• [WHAT YOU ARE ASKED TO DO]: Locate the lines that hold the string "JSON". Copy every such line.

• [DATA ENTRIES]:

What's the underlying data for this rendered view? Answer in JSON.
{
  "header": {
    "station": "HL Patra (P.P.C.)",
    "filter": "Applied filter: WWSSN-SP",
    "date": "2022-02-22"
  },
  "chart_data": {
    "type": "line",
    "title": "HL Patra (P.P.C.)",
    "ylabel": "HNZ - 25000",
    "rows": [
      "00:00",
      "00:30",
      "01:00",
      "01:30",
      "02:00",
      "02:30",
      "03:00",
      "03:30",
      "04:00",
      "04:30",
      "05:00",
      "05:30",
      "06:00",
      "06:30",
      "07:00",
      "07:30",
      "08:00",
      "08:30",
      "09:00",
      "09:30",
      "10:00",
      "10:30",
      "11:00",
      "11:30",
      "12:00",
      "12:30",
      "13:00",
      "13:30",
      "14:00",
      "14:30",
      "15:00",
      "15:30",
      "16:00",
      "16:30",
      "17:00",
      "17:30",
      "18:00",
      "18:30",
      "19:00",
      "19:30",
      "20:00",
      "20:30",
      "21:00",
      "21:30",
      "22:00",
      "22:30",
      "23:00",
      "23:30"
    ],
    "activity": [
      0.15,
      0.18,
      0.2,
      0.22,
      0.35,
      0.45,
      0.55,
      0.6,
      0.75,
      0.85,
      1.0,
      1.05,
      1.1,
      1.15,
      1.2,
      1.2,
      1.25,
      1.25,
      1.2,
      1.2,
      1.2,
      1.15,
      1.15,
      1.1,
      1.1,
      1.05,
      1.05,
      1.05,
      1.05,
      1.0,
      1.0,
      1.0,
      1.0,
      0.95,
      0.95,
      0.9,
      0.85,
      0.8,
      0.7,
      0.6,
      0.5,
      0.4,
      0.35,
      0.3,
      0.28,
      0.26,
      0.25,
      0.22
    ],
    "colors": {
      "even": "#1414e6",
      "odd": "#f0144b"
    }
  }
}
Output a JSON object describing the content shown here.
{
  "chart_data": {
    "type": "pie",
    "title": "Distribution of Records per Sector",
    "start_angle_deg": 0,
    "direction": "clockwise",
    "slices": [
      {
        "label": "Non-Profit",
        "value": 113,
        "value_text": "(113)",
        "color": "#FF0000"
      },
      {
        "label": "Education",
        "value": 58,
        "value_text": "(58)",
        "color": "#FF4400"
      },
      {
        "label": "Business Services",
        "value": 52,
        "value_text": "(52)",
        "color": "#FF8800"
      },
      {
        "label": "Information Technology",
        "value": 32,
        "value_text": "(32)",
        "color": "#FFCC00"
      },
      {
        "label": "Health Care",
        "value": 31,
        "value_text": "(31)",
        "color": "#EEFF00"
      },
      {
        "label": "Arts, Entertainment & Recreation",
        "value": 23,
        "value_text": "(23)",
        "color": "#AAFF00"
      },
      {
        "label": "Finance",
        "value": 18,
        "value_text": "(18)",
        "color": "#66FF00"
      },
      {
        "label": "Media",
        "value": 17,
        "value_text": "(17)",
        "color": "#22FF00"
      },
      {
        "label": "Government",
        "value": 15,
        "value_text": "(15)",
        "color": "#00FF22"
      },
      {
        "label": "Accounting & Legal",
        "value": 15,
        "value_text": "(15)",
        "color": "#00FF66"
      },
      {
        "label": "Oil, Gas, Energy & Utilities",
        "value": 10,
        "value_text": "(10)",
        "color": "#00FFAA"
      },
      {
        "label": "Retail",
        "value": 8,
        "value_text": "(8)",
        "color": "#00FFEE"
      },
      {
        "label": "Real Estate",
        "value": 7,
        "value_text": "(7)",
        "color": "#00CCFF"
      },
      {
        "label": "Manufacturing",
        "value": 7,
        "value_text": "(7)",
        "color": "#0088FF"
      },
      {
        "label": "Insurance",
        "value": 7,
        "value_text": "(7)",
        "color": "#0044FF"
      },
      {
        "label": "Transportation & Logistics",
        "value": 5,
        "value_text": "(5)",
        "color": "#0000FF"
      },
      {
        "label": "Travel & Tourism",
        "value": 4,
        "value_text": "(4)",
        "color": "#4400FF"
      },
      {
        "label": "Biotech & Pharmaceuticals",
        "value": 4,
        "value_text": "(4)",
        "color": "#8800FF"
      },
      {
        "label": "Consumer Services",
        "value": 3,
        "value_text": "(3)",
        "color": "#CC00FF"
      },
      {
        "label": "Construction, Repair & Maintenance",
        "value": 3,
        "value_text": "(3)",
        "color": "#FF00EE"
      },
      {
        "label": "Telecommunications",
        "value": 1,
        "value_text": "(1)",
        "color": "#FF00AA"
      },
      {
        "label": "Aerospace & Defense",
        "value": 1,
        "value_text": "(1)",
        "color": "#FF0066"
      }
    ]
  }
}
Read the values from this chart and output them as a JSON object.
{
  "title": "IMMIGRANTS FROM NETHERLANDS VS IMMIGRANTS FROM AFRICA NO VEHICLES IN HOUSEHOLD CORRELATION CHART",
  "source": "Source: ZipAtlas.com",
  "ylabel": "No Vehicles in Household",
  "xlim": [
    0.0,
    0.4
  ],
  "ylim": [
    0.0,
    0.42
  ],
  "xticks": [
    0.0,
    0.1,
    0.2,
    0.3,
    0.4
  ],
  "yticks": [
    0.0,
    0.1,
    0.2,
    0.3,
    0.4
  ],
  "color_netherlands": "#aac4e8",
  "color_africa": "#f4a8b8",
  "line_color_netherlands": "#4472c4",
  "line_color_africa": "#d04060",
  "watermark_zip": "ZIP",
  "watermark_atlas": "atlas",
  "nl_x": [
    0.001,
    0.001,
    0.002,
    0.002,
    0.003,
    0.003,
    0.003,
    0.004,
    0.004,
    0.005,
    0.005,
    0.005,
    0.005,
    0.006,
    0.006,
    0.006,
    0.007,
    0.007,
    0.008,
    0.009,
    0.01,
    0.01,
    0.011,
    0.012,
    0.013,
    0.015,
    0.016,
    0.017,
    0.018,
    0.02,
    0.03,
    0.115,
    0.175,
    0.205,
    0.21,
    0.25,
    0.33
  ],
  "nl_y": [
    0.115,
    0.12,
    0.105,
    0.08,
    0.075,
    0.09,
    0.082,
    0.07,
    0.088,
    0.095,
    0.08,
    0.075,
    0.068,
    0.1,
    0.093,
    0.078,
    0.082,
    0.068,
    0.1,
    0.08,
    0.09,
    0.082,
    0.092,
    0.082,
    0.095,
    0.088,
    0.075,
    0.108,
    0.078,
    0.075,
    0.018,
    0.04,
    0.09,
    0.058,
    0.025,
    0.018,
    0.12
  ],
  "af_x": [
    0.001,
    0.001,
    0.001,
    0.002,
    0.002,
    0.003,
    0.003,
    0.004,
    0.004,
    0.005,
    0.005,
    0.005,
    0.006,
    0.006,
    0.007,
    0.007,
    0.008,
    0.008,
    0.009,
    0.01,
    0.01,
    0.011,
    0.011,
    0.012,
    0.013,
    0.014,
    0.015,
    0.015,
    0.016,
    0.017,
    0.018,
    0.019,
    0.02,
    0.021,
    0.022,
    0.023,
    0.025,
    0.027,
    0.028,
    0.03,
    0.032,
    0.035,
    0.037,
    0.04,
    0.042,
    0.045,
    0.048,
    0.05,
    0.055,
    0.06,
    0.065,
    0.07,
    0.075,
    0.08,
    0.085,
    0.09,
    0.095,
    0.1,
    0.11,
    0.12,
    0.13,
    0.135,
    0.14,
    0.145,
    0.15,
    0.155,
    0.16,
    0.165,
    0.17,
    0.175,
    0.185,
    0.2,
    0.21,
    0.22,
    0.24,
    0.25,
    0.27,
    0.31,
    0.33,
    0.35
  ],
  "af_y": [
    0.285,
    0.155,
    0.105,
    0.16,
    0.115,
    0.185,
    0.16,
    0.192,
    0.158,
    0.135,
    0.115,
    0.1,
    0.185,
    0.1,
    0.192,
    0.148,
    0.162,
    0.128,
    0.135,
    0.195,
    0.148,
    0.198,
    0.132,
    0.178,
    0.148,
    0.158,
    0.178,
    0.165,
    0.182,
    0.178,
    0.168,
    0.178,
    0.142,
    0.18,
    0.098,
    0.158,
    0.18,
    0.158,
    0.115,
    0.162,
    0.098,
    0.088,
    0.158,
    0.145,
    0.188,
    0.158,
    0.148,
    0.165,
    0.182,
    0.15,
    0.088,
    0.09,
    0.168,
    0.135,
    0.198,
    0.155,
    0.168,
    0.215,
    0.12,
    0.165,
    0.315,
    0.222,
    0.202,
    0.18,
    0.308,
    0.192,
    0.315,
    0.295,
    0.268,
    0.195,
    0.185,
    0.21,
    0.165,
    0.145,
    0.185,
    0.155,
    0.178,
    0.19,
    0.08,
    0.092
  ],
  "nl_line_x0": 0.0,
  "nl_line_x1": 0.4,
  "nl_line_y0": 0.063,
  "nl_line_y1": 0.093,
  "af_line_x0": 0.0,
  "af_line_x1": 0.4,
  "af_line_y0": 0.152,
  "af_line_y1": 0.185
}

• [TASK ANSWER]:
What's the underlying data for this rendered view? Answer in JSON.
Output a JSON object describing the content shown here.
Read the values from this chart and output them as a JSON object.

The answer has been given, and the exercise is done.